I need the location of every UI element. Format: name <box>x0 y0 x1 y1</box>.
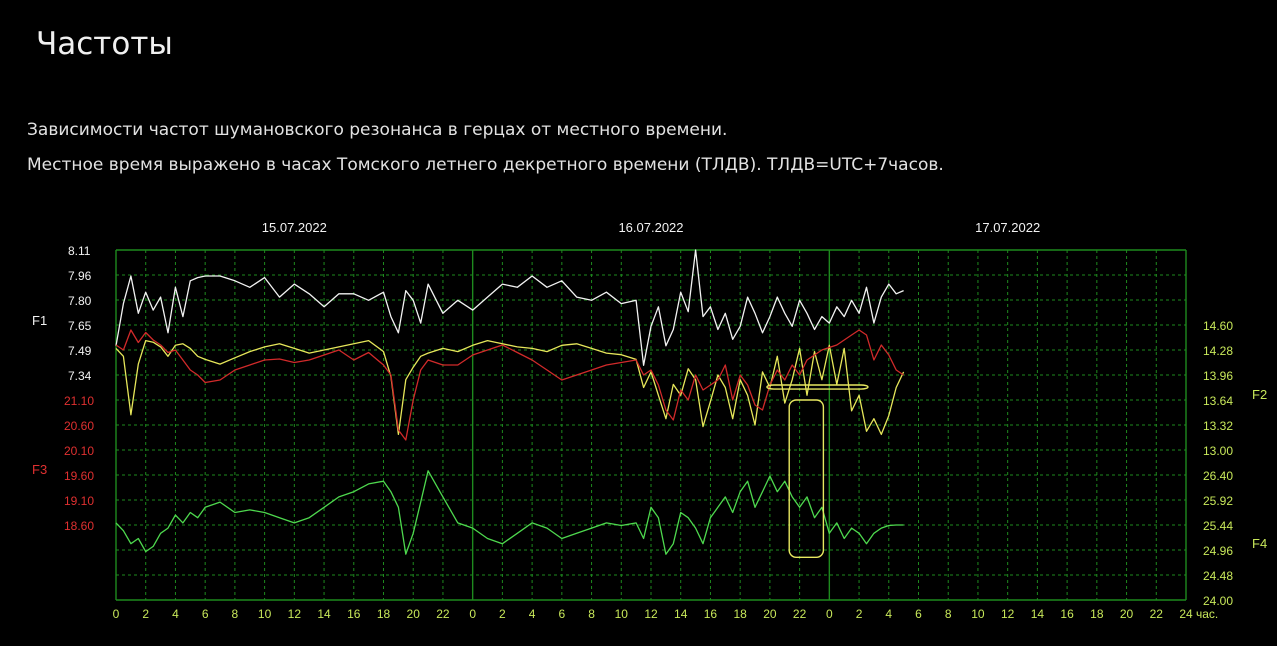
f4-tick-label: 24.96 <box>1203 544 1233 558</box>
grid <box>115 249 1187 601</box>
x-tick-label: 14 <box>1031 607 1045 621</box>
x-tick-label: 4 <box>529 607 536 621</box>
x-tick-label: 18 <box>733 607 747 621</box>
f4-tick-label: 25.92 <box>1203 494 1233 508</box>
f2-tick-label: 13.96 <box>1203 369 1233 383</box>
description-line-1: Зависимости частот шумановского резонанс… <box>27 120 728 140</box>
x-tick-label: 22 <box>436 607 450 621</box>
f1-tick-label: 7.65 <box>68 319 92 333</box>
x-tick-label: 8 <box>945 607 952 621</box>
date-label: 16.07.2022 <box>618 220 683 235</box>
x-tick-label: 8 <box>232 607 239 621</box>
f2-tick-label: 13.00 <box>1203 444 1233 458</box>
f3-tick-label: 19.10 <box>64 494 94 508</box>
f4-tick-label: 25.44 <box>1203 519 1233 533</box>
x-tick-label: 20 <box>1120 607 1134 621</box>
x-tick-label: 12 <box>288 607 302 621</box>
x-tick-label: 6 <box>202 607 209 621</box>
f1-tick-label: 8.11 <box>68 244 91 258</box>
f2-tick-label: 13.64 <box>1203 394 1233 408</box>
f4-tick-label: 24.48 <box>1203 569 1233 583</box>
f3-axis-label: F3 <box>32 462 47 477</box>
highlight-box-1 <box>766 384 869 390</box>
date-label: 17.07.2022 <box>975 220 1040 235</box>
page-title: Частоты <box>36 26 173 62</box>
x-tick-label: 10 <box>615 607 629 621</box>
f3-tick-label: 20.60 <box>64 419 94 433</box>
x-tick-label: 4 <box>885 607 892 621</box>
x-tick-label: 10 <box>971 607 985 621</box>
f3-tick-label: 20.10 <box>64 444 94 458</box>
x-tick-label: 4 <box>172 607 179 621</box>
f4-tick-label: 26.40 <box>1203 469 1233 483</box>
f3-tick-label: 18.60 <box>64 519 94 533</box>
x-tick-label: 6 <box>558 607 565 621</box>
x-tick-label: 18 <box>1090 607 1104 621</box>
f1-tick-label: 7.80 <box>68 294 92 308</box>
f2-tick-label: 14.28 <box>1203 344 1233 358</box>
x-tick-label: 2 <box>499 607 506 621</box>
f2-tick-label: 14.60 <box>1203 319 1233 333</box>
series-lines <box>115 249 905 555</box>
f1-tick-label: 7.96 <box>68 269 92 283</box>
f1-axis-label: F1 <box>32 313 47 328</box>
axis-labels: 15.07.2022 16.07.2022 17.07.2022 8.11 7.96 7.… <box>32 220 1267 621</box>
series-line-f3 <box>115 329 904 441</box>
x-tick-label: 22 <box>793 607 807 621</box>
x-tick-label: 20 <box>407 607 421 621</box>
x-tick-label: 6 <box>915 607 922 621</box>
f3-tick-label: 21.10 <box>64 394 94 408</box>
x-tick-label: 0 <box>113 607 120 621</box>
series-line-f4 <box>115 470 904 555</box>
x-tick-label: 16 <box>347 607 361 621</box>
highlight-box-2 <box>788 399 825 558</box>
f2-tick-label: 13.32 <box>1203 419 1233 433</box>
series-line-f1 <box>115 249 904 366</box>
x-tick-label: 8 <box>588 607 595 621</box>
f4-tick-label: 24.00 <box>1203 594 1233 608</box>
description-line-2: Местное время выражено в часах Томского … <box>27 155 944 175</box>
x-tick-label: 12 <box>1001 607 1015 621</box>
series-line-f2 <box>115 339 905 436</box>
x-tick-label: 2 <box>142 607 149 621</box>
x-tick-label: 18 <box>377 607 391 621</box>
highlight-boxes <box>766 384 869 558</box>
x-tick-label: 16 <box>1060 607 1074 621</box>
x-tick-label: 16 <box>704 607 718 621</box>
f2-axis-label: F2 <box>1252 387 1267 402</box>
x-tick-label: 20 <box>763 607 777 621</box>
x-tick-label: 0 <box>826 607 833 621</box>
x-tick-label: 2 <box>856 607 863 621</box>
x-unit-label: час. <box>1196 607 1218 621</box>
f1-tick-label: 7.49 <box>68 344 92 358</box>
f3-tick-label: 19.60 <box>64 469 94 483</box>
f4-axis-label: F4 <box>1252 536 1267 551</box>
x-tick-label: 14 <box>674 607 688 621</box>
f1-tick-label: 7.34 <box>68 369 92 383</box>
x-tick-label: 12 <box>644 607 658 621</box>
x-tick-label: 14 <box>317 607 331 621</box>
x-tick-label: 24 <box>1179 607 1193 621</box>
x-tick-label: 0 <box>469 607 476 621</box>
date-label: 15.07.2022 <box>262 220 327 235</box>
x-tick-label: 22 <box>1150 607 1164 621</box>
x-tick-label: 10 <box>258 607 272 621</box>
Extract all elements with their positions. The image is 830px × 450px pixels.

◆ ◆ ◆ ◆ ◆

- Task details
Reproduce the listing above with every "x-tick-label" swapped for "x-axis-tick" and everything else unchanged. Leave out the pictures.

- Final answer
I need the location of every UI element. Format: name <box>x0 y0 x1 y1</box>.
f4-tick-label: 24.96 <box>1203 544 1233 558</box>
grid <box>115 249 1187 601</box>
x-axis-tick: 14 <box>1031 607 1045 621</box>
x-axis-tick: 4 <box>529 607 536 621</box>
x-axis-tick: 18 <box>733 607 747 621</box>
f4-tick-label: 25.92 <box>1203 494 1233 508</box>
f2-tick-label: 13.96 <box>1203 369 1233 383</box>
description-line-1: Зависимости частот шумановского резонанс… <box>27 120 728 140</box>
x-axis-tick: 22 <box>436 607 450 621</box>
f1-tick-label: 7.65 <box>68 319 92 333</box>
x-axis-tick: 8 <box>945 607 952 621</box>
date-label: 16.07.2022 <box>618 220 683 235</box>
x-axis-tick: 8 <box>232 607 239 621</box>
f2-tick-label: 13.00 <box>1203 444 1233 458</box>
f3-tick-label: 19.10 <box>64 494 94 508</box>
f4-tick-label: 25.44 <box>1203 519 1233 533</box>
x-axis-tick: 20 <box>1120 607 1134 621</box>
x-axis-tick: 12 <box>288 607 302 621</box>
x-axis-tick: 6 <box>202 607 209 621</box>
f1-tick-label: 8.11 <box>68 244 91 258</box>
f2-tick-label: 13.64 <box>1203 394 1233 408</box>
f4-tick-label: 24.48 <box>1203 569 1233 583</box>
f3-axis-label: F3 <box>32 462 47 477</box>
highlight-box-1 <box>766 384 869 390</box>
date-label: 17.07.2022 <box>975 220 1040 235</box>
page-title: Частоты <box>36 26 173 62</box>
x-axis-tick: 10 <box>615 607 629 621</box>
f3-tick-label: 20.60 <box>64 419 94 433</box>
x-axis-tick: 4 <box>885 607 892 621</box>
x-axis-tick: 10 <box>971 607 985 621</box>
f3-tick-label: 20.10 <box>64 444 94 458</box>
x-axis-tick: 4 <box>172 607 179 621</box>
f4-tick-label: 26.40 <box>1203 469 1233 483</box>
f3-tick-label: 18.60 <box>64 519 94 533</box>
x-axis-tick: 6 <box>558 607 565 621</box>
x-axis-tick: 18 <box>1090 607 1104 621</box>
f1-tick-label: 7.80 <box>68 294 92 308</box>
f2-tick-label: 14.28 <box>1203 344 1233 358</box>
x-axis-tick: 2 <box>499 607 506 621</box>
f2-tick-label: 14.60 <box>1203 319 1233 333</box>
series-lines <box>115 249 905 555</box>
f1-tick-label: 7.96 <box>68 269 92 283</box>
f1-axis-label: F1 <box>32 313 47 328</box>
axis-labels: 15.07.2022 16.07.2022 17.07.2022 8.11 7.96 7.… <box>32 220 1267 621</box>
series-line-f3 <box>115 329 904 441</box>
x-axis-tick: 22 <box>793 607 807 621</box>
x-axis-tick: 20 <box>407 607 421 621</box>
x-axis-tick: 6 <box>915 607 922 621</box>
f3-tick-label: 21.10 <box>64 394 94 408</box>
x-axis-tick: 0 <box>113 607 120 621</box>
series-line-f4 <box>115 470 904 555</box>
x-axis-tick: 16 <box>347 607 361 621</box>
highlight-box-2 <box>788 399 825 558</box>
f2-tick-label: 13.32 <box>1203 419 1233 433</box>
series-line-f1 <box>115 249 904 366</box>
x-axis-tick: 8 <box>588 607 595 621</box>
f4-tick-label: 24.00 <box>1203 594 1233 608</box>
description-line-2: Местное время выражено в часах Томского … <box>27 155 944 175</box>
x-axis-tick: 12 <box>1001 607 1015 621</box>
series-line-f2 <box>115 339 905 436</box>
x-axis-tick: 2 <box>142 607 149 621</box>
x-axis-tick: 18 <box>377 607 391 621</box>
highlight-boxes <box>766 384 869 558</box>
x-axis-tick: 16 <box>1060 607 1074 621</box>
x-axis-tick: 16 <box>704 607 718 621</box>
f2-axis-label: F2 <box>1252 387 1267 402</box>
x-axis-tick: 20 <box>763 607 777 621</box>
x-axis-tick: 0 <box>826 607 833 621</box>
x-axis-tick: 2 <box>856 607 863 621</box>
x-unit-label: час. <box>1196 607 1218 621</box>
f1-tick-label: 7.49 <box>68 344 92 358</box>
f3-tick-label: 19.60 <box>64 469 94 483</box>
f4-axis-label: F4 <box>1252 536 1267 551</box>
x-axis-tick: 14 <box>674 607 688 621</box>
f1-tick-label: 7.34 <box>68 369 92 383</box>
x-axis-tick: 12 <box>644 607 658 621</box>
x-axis-tick: 14 <box>317 607 331 621</box>
x-axis-tick: 24 <box>1179 607 1193 621</box>
x-axis-tick: 0 <box>469 607 476 621</box>
date-label: 15.07.2022 <box>262 220 327 235</box>
x-axis-tick: 22 <box>1150 607 1164 621</box>
x-axis-tick: 10 <box>258 607 272 621</box>
Extract all elements with their positions. The image is 830px × 450px pixels.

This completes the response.